[Work to complete] Collect each line containing "JSON".

[Source data]
----

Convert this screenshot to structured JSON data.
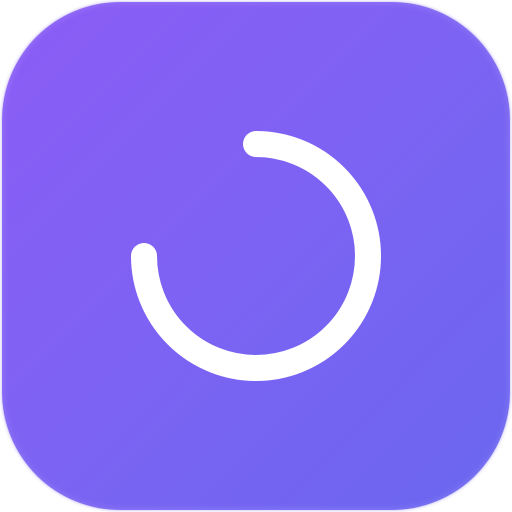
{
  "icon": {
    "name": "loading-spinner-app-icon",
    "gradient_start": "#8b5cf6",
    "gradient_end": "#6a66f0",
    "spinner_color": "#ffffff",
    "spinner_icon": "loading-arc-icon",
    "progress_fraction": 0.75
  }
}
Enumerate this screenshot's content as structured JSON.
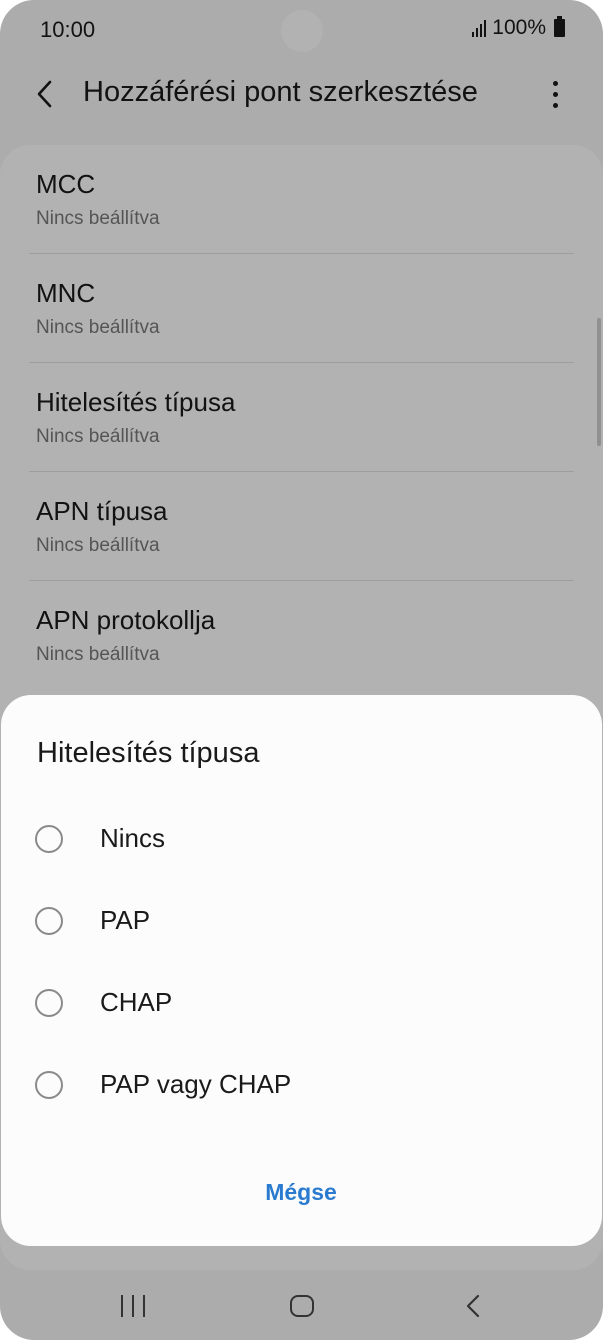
{
  "status_bar": {
    "time": "10:00",
    "battery_text": "100%"
  },
  "app_bar": {
    "title": "Hozzáférési pont szerkesztése"
  },
  "settings": [
    {
      "title": "MCC",
      "value": "Nincs beállítva"
    },
    {
      "title": "MNC",
      "value": "Nincs beállítva"
    },
    {
      "title": "Hitelesítés típusa",
      "value": "Nincs beállítva"
    },
    {
      "title": "APN típusa",
      "value": "Nincs beállítva"
    },
    {
      "title": "APN protokollja",
      "value": "Nincs beállítva"
    }
  ],
  "dialog": {
    "title": "Hitelesítés típusa",
    "options": [
      {
        "label": "Nincs",
        "selected": false
      },
      {
        "label": "PAP",
        "selected": false
      },
      {
        "label": "CHAP",
        "selected": false
      },
      {
        "label": "PAP vagy CHAP",
        "selected": false
      }
    ],
    "cancel_label": "Mégse"
  },
  "colors": {
    "accent": "#2a7bd0",
    "scrim": "#000000"
  },
  "icons": {
    "back": "chevron-left-icon",
    "more": "more-vertical-icon",
    "nav_recents": "recents-icon",
    "nav_home": "home-icon",
    "nav_back": "back-icon"
  }
}
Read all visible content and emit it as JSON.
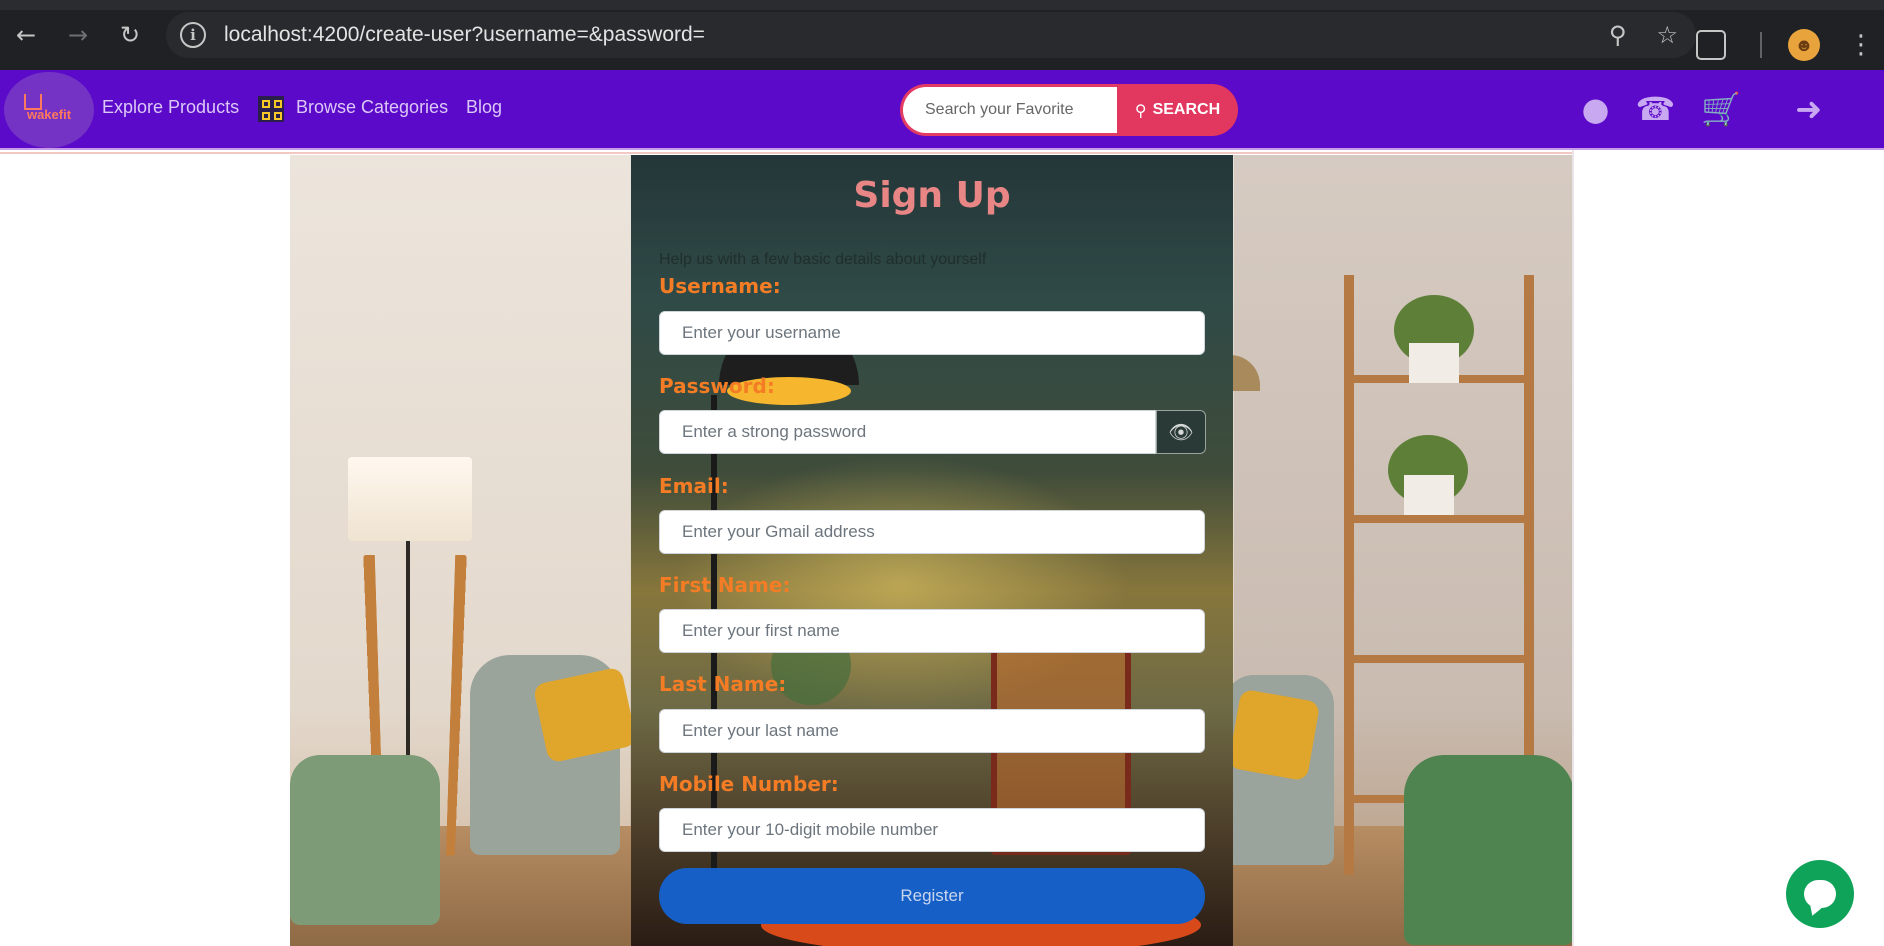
{
  "browser": {
    "url": "localhost:4200/create-user?username=&password=",
    "back_icon": "arrow-left-icon",
    "forward_icon": "arrow-right-icon",
    "reload_icon": "reload-icon",
    "info_icon": "info-icon",
    "zoom_icon": "zoom-icon",
    "star_icon": "star-icon",
    "extensions_icon": "puzzle-icon",
    "profile_icon": "profile-avatar",
    "menu_icon": "kebab-menu-icon"
  },
  "navbar": {
    "logo_text": "wakefit",
    "links": [
      "Explore Products",
      "Browse Categories",
      "Blog"
    ],
    "search_placeholder": "Search your Favorite",
    "search_button": "SEARCH",
    "icons": [
      "user-icon",
      "phone-icon",
      "cart-icon",
      "sign-in-icon"
    ],
    "background": "#5c0ac9"
  },
  "form": {
    "title": "Sign Up",
    "subtitle": "Help us with a few basic details about yourself",
    "fields": [
      {
        "label": "Username:",
        "placeholder": "Enter your username"
      },
      {
        "label": "Password:",
        "placeholder": "Enter a strong password"
      },
      {
        "label": "Email:",
        "placeholder": "Enter your Gmail address"
      },
      {
        "label": "First Name:",
        "placeholder": "Enter your first name"
      },
      {
        "label": "Last Name:",
        "placeholder": "Enter your last name"
      },
      {
        "label": "Mobile Number:",
        "placeholder": "Enter your 10-digit mobile number"
      }
    ],
    "register_button": "Register",
    "label_color": "#f47c25",
    "title_color": "#e88585",
    "button_color": "#155fc7"
  },
  "chat": {
    "icon": "chat-bubble-icon",
    "color": "#0fa35a"
  }
}
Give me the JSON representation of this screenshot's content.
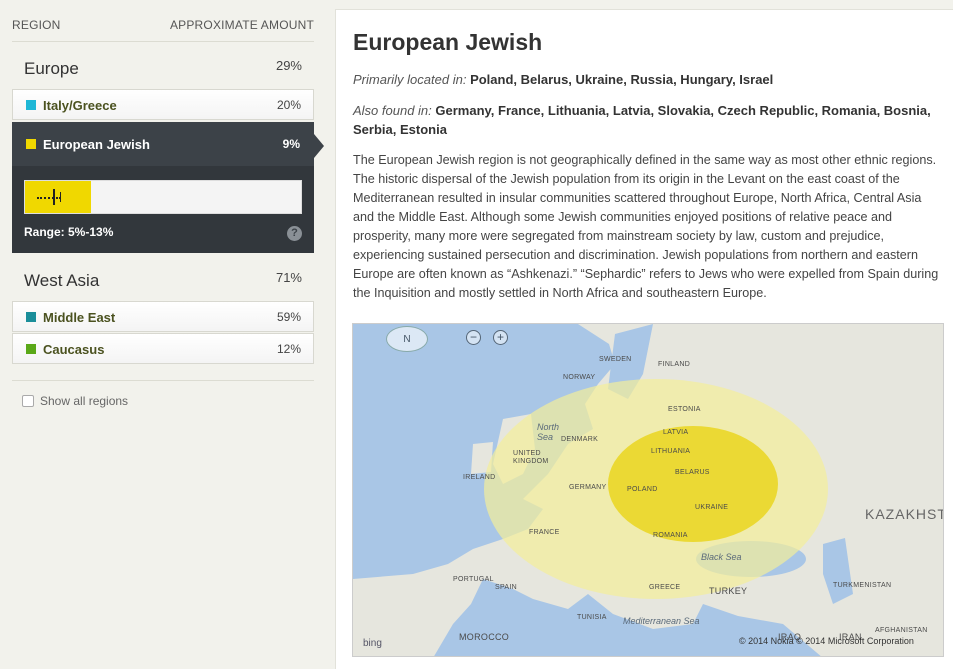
{
  "sidebar": {
    "header_region": "REGION",
    "header_amount": "APPROXIMATE AMOUNT",
    "groups": [
      {
        "name": "Europe",
        "percent": "29%"
      },
      {
        "name": "West Asia",
        "percent": "71%"
      }
    ],
    "rows": [
      {
        "label": "Italy/Greece",
        "percent": "20%",
        "color": "#1fb7d6"
      },
      {
        "label": "European Jewish",
        "percent": "9%",
        "color": "#f0d800"
      },
      {
        "label": "Middle East",
        "percent": "59%",
        "color": "#1b8e9a"
      },
      {
        "label": "Caucasus",
        "percent": "12%",
        "color": "#5aa818"
      }
    ],
    "range_text": "Range: 5%-13%",
    "range": {
      "low": 5,
      "high": 13,
      "estimate": 9
    },
    "help_icon": "?",
    "show_all": "Show all regions"
  },
  "detail": {
    "title": "European Jewish",
    "primarily_label": "Primarily located in:",
    "primarily_value": "Poland, Belarus, Ukraine, Russia, Hungary, Israel",
    "also_label": "Also found in:",
    "also_value": "Germany, France, Lithuania, Latvia, Slovakia, Czech Republic, Romania, Bosnia, Serbia, Estonia",
    "description": "The European Jewish region is not geographically defined in the same way as most other ethnic regions. The historic dispersal of the Jewish population from its origin in the Levant on the east coast of the Mediterranean resulted in insular communities scattered throughout Europe, North Africa, Central Asia and the Middle East. Although some Jewish communities enjoyed positions of relative peace and prosperity, many more were segregated from mainstream society by law, custom and prejudice, experiencing sustained persecution and discrimination. Jewish populations from northern and eastern Europe are often known as “Ashkenazi.” “Sephardic” refers to Jews who were expelled from Spain during the Inquisition and mostly settled in North Africa and southeastern Europe."
  },
  "map": {
    "compass": "N",
    "zoom_out": "−",
    "zoom_in": "+",
    "bing": "bing",
    "copyright": "© 2014 Nokia   © 2014 Microsoft Corporation",
    "labels": {
      "sweden": "SWEDEN",
      "finland": "FINLAND",
      "norway": "NORWAY",
      "estonia": "ESTONIA",
      "latvia": "LATVIA",
      "lithuania": "LITHUANIA",
      "denmark": "DENMARK",
      "uk": "UNITED\nKINGDOM",
      "ireland": "IRELAND",
      "belarus": "BELARUS",
      "poland": "POLAND",
      "germany": "GERMANY",
      "ukraine": "UKRAINE",
      "france": "FRANCE",
      "romania": "ROMANIA",
      "portugal": "PORTUGAL",
      "spain": "SPAIN",
      "greece": "GREECE",
      "turkey": "TURKEY",
      "turkmenistan": "TURKMENISTAN",
      "morocco": "MOROCCO",
      "tunisia": "TUNISIA",
      "iraq": "IRAQ",
      "iran": "IRAN",
      "afghanistan": "AFGHANISTAN",
      "kazakhstan": "KAZAKHST"
    },
    "seas": {
      "north": "North\nSea",
      "black": "Black Sea",
      "med": "Mediterranean Sea"
    },
    "colors": {
      "inner": "#e8d200",
      "outer": "#f4ee9a"
    }
  }
}
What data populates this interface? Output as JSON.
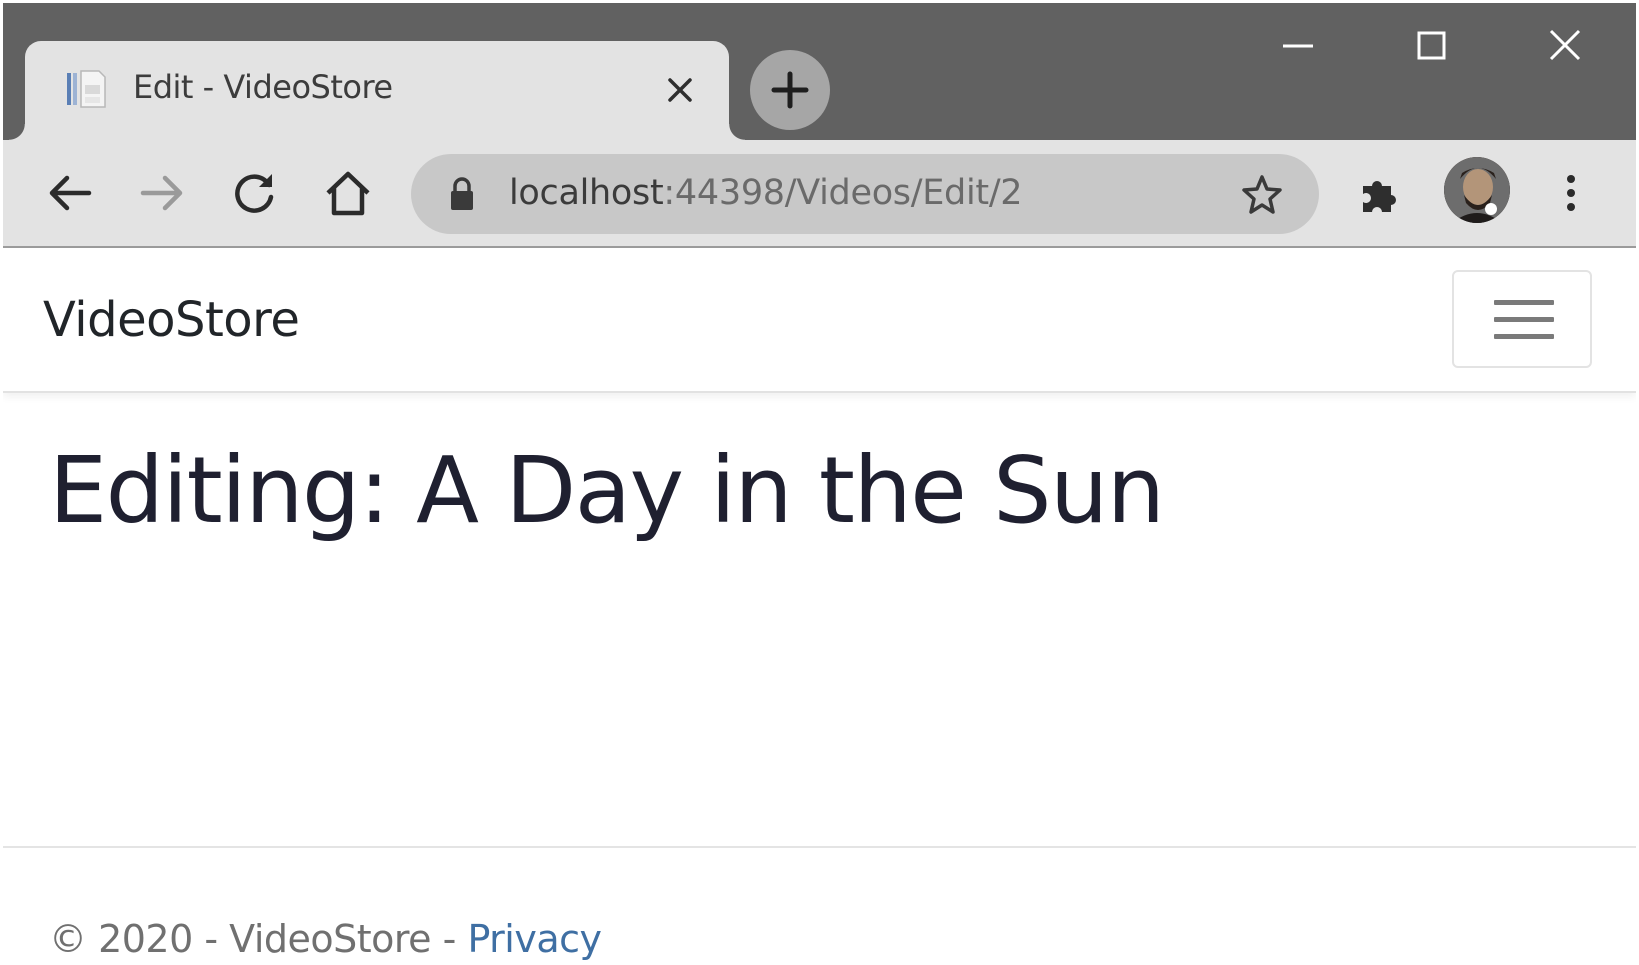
{
  "window": {
    "tab_title": "Edit - VideoStore"
  },
  "toolbar": {
    "url_host": "localhost",
    "url_path": ":44398/Videos/Edit/2"
  },
  "navbar": {
    "brand": "VideoStore"
  },
  "main": {
    "heading": "Editing: A Day in the Sun"
  },
  "footer": {
    "text": "© 2020 - VideoStore - ",
    "privacy_link": "Privacy"
  },
  "icons": {
    "tab_favicon": "document-icon",
    "tab_close": "close-icon",
    "new_tab": "plus-icon",
    "minimize": "minimize-icon",
    "maximize": "maximize-icon",
    "close_window": "close-icon",
    "back": "arrow-left-icon",
    "forward": "arrow-right-icon",
    "reload": "reload-icon",
    "home": "home-icon",
    "lock": "lock-icon",
    "bookmark": "star-icon",
    "extensions": "puzzle-icon",
    "profile": "avatar",
    "menu": "kebab-icon",
    "nav_toggle": "hamburger-icon"
  },
  "colors": {
    "tabstrip": "#616161",
    "toolbar": "#e3e3e3",
    "omnibox": "#c8c8c8",
    "link": "#3f6fa3",
    "heading": "#1f2030"
  }
}
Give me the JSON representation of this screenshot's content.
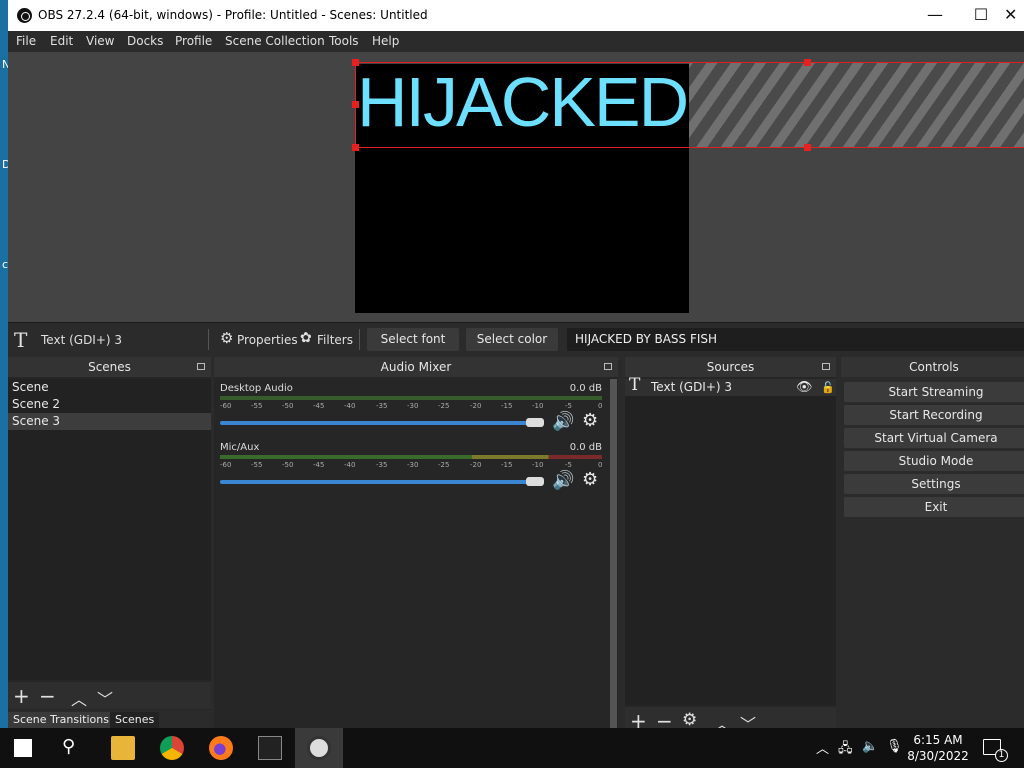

----

[Final result]
Convert this screenshot to structured JSON data.
Enumerate this screenshot's content as structured JSON.
Read all visible content and emit it as JSON.
Give me the JSON representation of this screenshot's content.
What data populates this interface? Output as JSON.
Give me the JSON representation of this screenshot's content.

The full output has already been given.